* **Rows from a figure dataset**
----------------------------------------

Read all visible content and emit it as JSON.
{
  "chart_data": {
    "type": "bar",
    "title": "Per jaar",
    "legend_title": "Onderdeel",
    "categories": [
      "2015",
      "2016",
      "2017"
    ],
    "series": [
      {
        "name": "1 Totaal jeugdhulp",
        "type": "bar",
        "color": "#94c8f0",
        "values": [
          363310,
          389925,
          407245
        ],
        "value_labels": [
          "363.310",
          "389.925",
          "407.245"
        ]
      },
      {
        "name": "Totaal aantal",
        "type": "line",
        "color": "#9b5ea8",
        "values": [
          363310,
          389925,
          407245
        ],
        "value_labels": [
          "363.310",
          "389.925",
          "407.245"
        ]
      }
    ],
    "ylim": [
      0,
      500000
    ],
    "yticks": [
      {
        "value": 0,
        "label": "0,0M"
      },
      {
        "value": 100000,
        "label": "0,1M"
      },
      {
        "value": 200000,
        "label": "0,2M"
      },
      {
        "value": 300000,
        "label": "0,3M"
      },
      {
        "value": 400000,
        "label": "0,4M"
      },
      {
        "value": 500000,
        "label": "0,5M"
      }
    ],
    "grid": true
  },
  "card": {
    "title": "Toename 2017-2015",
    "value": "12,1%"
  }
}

----------------------------------------

* **Goal of the exercise**
Make an exact copy of every line in the data.

* **Exercise answer**
Read all visible content and emit it as JSON.
{
  "chart_data": {
    "type": "bar",
    "title": "Per jaar",
    "legend_title": "Onderdeel",
    "categories": [
      "2015",
      "2016",
      "2017"
    ],
    "series": [
      {
        "name": "1 Totaal jeugdhulp",
        "type": "bar",
        "color": "#94c8f0",
        "values": [
          363310,
          389925,
          407245
        ],
        "value_labels": [
          "363.310",
          "389.925",
          "407.245"
        ]
      },
      {
        "name": "Totaal aantal",
        "type": "line",
        "color": "#9b5ea8",
        "values": [
          363310,
          389925,
          407245
        ],
        "value_labels": [
          "363.310",
          "389.925",
          "407.245"
        ]
      }
    ],
    "ylim": [
      0,
      500000
    ],
    "yticks": [
      {
        "value": 0,
        "label": "0,0M"
      },
      {
        "value": 100000,
        "label": "0,1M"
      },
      {
        "value": 200000,
        "label": "0,2M"
      },
      {
        "value": 300000,
        "label": "0,3M"
      },
      {
        "value": 400000,
        "label": "0,4M"
      },
      {
        "value": 500000,
        "label": "0,5M"
      }
    ],
    "grid": true
  },
  "card": {
    "title": "Toename 2017-2015",
    "value": "12,1%"
  }
}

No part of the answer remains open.